Problem description:
Starting at the first line of the data and stopping after the line that contains "title-product: QHD TV: [92, 237, 384, 314]", put each line into a JSON list of strings, one string per line, with blank lines left out.

Extracted information:
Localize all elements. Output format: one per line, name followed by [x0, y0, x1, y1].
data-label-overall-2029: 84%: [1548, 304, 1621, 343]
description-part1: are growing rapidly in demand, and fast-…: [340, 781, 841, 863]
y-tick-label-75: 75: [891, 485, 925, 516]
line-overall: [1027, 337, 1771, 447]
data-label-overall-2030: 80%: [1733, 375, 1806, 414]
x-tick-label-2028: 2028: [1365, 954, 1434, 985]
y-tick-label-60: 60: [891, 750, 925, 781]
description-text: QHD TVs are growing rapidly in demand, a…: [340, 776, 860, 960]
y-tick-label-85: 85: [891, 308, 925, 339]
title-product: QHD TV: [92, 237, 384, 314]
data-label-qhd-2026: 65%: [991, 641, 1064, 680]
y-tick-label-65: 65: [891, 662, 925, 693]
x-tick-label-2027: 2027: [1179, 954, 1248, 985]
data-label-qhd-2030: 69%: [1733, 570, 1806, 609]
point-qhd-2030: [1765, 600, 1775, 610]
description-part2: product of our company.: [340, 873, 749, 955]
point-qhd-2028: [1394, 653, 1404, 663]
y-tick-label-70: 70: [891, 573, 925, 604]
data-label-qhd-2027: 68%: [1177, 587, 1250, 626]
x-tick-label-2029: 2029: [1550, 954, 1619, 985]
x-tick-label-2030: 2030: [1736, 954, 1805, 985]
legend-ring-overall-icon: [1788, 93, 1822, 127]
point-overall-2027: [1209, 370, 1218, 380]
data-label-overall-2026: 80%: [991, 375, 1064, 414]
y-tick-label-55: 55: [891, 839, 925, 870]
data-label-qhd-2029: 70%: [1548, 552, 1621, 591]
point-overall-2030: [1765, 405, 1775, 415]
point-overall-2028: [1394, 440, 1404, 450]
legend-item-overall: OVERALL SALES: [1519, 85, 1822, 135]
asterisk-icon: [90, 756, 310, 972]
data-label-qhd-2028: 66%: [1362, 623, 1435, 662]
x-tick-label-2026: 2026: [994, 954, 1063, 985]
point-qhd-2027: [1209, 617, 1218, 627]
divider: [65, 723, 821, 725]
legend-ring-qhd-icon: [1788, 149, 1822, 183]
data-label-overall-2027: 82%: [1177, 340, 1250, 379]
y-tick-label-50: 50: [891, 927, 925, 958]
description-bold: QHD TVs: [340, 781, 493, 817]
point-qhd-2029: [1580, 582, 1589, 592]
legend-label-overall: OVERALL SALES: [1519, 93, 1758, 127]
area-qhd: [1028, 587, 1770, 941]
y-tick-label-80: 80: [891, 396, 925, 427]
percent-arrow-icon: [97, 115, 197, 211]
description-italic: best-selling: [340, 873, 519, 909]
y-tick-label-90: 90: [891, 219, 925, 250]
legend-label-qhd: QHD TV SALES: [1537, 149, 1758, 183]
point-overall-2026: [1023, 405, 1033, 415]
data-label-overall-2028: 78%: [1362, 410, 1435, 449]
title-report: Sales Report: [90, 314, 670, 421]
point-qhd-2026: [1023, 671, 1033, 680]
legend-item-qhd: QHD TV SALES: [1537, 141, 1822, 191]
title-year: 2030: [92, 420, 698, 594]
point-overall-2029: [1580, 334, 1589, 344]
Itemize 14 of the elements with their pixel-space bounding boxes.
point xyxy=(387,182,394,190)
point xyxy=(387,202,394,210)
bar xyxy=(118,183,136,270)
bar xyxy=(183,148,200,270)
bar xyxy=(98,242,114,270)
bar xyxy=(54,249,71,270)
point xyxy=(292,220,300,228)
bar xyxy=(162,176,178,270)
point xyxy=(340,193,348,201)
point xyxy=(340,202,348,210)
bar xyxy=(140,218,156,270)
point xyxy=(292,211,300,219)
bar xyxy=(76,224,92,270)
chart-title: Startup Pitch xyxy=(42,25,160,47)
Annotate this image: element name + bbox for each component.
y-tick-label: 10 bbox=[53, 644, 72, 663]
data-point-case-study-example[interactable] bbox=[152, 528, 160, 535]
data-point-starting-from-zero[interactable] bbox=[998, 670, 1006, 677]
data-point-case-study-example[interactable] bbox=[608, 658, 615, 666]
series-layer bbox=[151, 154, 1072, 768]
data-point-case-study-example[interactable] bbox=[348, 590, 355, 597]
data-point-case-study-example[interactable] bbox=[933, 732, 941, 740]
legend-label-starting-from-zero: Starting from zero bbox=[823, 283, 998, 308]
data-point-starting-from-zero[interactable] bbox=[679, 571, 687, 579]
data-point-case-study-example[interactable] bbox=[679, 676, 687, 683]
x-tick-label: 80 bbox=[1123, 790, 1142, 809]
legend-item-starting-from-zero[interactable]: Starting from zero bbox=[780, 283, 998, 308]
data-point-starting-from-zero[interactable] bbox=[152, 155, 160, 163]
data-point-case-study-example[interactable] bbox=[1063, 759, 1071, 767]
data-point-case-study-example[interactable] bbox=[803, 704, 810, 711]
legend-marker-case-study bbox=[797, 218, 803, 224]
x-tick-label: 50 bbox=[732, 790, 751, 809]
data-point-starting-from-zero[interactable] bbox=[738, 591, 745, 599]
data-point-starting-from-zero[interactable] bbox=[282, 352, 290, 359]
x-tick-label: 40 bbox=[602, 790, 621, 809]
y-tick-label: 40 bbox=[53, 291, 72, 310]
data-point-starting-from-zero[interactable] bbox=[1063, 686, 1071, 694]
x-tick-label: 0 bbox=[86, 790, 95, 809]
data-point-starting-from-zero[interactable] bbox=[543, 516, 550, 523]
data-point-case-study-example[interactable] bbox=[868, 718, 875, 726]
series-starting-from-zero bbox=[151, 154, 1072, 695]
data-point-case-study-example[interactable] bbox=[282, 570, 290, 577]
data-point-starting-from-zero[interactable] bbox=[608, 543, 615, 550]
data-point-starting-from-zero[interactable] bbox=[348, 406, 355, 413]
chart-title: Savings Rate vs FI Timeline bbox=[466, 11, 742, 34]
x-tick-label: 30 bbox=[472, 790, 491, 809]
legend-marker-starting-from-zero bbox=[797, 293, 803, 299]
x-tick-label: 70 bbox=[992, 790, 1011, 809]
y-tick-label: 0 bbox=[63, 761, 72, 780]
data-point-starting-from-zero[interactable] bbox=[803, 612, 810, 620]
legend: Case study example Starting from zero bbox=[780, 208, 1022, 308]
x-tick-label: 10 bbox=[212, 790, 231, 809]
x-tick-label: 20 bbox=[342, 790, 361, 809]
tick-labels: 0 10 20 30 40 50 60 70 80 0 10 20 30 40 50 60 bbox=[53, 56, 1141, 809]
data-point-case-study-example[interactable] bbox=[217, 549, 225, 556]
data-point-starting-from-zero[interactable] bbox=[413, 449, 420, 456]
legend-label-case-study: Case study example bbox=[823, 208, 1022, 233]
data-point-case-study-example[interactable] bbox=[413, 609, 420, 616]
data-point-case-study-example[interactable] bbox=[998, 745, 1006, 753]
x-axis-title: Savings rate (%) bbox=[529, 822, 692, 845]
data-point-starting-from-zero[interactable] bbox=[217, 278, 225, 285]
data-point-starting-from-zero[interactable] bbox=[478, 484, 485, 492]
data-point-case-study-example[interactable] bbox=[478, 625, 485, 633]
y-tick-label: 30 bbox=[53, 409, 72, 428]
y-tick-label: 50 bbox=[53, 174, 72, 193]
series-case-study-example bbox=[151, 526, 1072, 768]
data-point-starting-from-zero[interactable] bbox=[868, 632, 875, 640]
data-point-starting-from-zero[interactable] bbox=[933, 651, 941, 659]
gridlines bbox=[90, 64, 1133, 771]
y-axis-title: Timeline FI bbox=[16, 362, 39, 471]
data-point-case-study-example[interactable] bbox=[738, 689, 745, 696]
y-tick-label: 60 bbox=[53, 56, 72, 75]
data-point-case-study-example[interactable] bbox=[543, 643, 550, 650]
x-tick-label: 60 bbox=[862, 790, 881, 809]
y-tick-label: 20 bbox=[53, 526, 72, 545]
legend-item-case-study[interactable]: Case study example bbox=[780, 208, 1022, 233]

Final answer:
[
  "Localize all elements. Output format: one per line, name followed by [x0, y0, x1, y1].",
  "data-label-overall-2029: 84%: [1548, 304, 1621, 343]",
  "description-part1: are growing rapidly in demand, and fast-…: [340, 781, 841, 863]",
  "y-tick-label-75: 75: [891, 485, 925, 516]",
  "line-overall: [1027, 337, 1771, 447]",
  "data-label-overall-2030: 80%: [1733, 375, 1806, 414]",
  "x-tick-label-2028: 2028: [1365, 954, 1434, 985]",
  "y-tick-label-60: 60: [891, 750, 925, 781]",
  "description-text: QHD TVs are growing rapidly in demand, a…: [340, 776, 860, 960]",
  "y-tick-label-85: 85: [891, 308, 925, 339]",
  "title-product: QHD TV: [92, 237, 384, 314]"
]